Repeat the records in full and exactly, omitting pictures.

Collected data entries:
--------

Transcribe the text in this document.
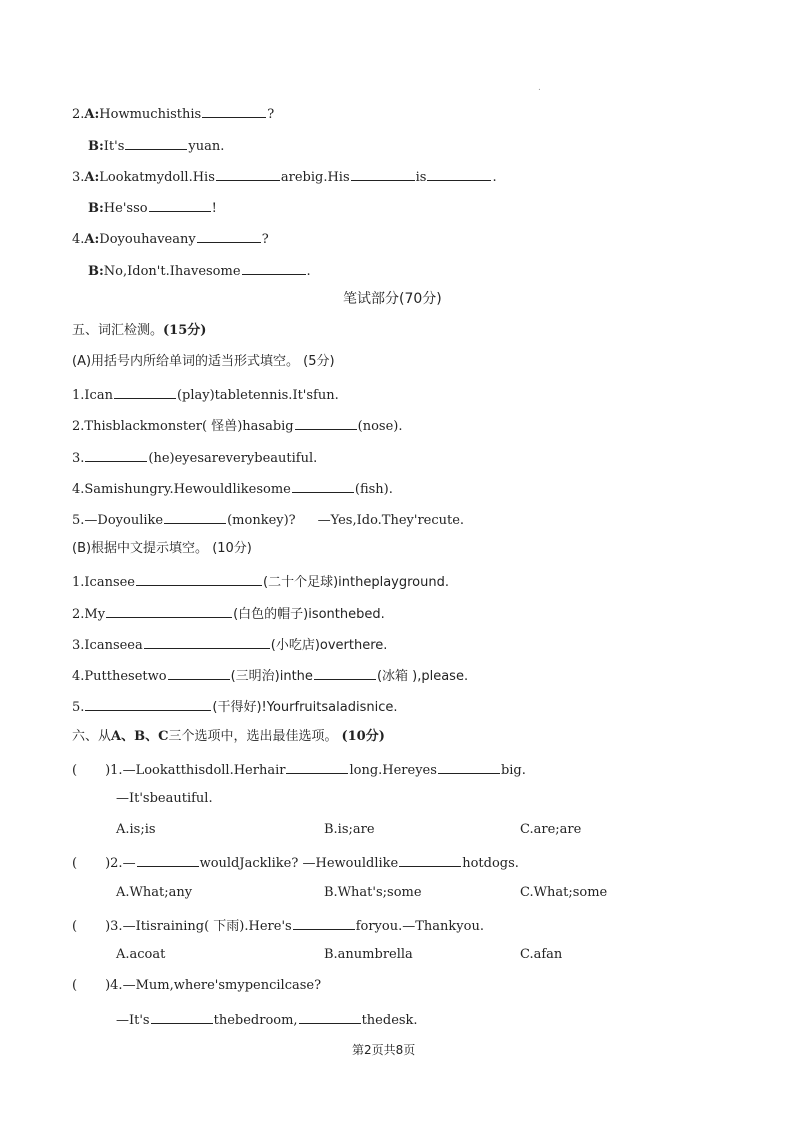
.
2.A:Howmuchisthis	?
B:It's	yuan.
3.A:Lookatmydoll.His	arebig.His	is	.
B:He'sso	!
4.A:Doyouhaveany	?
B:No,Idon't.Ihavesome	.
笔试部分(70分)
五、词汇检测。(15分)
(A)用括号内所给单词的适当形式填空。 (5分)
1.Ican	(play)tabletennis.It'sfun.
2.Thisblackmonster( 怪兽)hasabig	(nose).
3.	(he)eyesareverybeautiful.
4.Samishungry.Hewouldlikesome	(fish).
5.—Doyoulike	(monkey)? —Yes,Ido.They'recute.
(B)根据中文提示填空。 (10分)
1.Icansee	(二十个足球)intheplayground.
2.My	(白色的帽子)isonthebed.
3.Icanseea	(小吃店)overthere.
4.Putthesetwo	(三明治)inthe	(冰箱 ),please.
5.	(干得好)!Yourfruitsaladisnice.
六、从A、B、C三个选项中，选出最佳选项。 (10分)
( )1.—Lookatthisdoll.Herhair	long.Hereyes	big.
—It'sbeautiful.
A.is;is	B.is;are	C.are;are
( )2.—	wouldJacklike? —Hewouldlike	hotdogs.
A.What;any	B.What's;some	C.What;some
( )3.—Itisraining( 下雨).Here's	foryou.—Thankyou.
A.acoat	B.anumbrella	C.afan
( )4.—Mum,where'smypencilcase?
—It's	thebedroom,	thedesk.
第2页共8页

--------

ANSWER TO THIS EXERCISE.
Transcribe the text in this document.
.
2.A:Howmuchisthis	?
B:It's	yuan.
3.A:Lookatmydoll.His	arebig.His	is	.
B:He'sso	!
4.A:Doyouhaveany	?
B:No,Idon't.Ihavesome	.
笔试部分(70分)
五、词汇检测。(15分)
(A)用括号内所给单词的适当形式填空。 (5分)
1.Ican	(play)tabletennis.It'sfun.
2.Thisblackmonster( 怪兽)hasabig	(nose).
3.	(he)eyesareverybeautiful.
4.Samishungry.Hewouldlikesome	(fish).
5.—Doyoulike	(monkey)? —Yes,Ido.They'recute.
(B)根据中文提示填空。 (10分)
1.Icansee	(二十个足球)intheplayground.
2.My	(白色的帽子)isonthebed.
3.Icanseea	(小吃店)overthere.
4.Putthesetwo	(三明治)inthe	(冰箱 ),please.
5.	(干得好)!Yourfruitsaladisnice.
六、从A、B、C三个选项中，选出最佳选项。 (10分)
( )1.—Lookatthisdoll.Herhair	long.Hereyes	big.
—It'sbeautiful.
A.is;is	B.is;are	C.are;are
( )2.—	wouldJacklike? —Hewouldlike	hotdogs.
A.What;any	B.What's;some	C.What;some
( )3.—Itisraining( 下雨).Here's	foryou.—Thankyou.
A.acoat	B.anumbrella	C.afan
( )4.—Mum,where'smypencilcase?
—It's	thebedroom,	thedesk.
第2页共8页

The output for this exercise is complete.